* [EXERCISE INSTRUCTIONS] Look for the string "zeleň" in every line, and copy each line that has it.
╔══
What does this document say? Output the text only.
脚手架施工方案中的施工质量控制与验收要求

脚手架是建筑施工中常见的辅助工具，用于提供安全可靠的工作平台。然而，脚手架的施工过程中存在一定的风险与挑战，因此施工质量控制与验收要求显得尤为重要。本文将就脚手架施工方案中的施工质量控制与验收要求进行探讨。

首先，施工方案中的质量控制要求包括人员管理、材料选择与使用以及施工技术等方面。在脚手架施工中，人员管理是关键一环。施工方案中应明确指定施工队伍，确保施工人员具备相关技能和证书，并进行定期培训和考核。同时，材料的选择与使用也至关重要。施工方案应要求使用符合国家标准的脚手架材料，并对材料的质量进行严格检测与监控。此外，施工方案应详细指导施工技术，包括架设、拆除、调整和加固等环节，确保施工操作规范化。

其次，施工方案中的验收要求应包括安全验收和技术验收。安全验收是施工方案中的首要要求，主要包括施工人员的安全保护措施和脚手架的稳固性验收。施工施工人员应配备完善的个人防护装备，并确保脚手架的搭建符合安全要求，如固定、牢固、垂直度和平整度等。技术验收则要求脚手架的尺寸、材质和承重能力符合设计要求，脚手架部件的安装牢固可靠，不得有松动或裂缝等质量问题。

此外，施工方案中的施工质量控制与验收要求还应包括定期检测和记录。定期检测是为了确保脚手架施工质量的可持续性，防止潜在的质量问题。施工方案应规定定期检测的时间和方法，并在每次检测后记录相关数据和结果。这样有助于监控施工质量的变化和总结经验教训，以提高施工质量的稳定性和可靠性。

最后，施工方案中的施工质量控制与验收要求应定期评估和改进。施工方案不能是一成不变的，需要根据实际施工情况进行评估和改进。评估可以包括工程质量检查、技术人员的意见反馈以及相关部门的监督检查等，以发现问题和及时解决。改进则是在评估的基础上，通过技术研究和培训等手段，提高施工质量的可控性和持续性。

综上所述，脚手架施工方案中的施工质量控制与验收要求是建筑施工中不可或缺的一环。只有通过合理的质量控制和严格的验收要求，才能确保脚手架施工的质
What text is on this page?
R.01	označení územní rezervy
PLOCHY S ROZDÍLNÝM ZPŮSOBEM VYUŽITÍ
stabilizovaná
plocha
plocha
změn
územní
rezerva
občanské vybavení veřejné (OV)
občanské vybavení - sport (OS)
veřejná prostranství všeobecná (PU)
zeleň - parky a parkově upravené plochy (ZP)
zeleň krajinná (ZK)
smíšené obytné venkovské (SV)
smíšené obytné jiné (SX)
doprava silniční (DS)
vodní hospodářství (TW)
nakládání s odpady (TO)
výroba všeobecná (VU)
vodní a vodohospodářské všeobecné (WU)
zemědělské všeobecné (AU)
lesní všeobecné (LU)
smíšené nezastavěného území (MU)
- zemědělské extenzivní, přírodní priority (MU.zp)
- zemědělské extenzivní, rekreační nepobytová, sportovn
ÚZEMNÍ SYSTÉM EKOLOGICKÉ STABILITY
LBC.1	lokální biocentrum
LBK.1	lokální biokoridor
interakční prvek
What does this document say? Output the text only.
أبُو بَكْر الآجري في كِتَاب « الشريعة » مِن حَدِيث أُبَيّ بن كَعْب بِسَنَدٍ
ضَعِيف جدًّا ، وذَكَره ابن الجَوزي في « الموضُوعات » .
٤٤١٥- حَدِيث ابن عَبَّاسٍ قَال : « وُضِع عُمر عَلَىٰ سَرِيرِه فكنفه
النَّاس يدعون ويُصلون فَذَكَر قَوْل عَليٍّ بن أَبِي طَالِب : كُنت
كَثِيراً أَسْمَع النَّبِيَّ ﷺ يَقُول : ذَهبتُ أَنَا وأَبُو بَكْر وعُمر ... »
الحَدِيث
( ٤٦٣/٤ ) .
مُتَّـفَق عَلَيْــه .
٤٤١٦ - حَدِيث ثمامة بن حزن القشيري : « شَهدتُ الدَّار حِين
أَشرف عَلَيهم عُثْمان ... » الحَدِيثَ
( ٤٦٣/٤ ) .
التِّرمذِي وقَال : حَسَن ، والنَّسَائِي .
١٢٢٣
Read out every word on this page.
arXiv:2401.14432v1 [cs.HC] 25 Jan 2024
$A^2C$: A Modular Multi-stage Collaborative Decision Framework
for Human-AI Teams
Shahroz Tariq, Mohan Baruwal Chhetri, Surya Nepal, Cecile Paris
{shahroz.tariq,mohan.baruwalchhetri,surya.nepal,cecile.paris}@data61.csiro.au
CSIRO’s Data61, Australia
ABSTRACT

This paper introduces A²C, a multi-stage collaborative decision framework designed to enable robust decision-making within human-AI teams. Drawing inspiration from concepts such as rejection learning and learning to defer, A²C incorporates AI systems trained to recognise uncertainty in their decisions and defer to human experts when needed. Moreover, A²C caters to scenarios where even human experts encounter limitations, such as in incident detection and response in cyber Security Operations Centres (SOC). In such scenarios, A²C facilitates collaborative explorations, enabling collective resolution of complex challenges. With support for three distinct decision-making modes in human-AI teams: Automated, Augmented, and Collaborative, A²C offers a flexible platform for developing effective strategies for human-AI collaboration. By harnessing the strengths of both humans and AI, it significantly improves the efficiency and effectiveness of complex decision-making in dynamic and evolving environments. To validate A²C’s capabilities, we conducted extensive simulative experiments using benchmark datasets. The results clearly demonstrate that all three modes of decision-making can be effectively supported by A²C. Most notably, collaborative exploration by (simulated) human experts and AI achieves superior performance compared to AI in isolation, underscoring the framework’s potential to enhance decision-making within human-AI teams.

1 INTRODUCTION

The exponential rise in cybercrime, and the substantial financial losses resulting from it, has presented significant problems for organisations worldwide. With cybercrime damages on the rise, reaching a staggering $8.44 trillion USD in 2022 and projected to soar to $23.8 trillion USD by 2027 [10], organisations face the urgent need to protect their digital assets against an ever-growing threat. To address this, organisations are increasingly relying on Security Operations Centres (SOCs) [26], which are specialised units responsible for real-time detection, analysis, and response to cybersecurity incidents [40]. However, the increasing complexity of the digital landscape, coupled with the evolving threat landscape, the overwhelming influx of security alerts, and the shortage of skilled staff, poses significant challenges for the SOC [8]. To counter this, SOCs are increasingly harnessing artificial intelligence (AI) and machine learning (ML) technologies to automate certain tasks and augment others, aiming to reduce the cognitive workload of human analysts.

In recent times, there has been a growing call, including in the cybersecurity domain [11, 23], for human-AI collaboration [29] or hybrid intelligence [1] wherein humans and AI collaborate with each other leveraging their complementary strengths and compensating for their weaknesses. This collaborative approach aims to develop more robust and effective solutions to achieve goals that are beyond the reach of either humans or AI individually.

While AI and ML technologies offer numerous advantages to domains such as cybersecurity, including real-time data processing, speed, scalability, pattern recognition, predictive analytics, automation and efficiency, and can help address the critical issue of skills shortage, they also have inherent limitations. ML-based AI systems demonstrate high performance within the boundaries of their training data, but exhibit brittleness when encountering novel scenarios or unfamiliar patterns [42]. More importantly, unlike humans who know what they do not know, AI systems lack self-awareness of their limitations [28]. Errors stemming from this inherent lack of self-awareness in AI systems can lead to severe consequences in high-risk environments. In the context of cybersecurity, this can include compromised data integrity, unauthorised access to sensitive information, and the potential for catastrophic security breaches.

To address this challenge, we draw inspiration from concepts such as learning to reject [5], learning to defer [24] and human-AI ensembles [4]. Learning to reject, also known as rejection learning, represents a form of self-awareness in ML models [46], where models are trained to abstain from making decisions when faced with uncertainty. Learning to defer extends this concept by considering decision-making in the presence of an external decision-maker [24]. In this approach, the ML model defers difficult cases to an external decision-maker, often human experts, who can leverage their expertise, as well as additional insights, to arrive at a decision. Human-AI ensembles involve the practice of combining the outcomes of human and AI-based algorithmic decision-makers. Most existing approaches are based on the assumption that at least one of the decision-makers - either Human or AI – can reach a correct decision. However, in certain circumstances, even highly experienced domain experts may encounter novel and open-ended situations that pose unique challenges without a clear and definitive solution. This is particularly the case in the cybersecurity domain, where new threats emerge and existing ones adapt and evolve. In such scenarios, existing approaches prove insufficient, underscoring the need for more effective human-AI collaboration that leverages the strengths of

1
╚══
* [EXERCISE RESULT]
zeleň - parky a parkově upravené plochy (ZP)
zeleň krajinná (ZK)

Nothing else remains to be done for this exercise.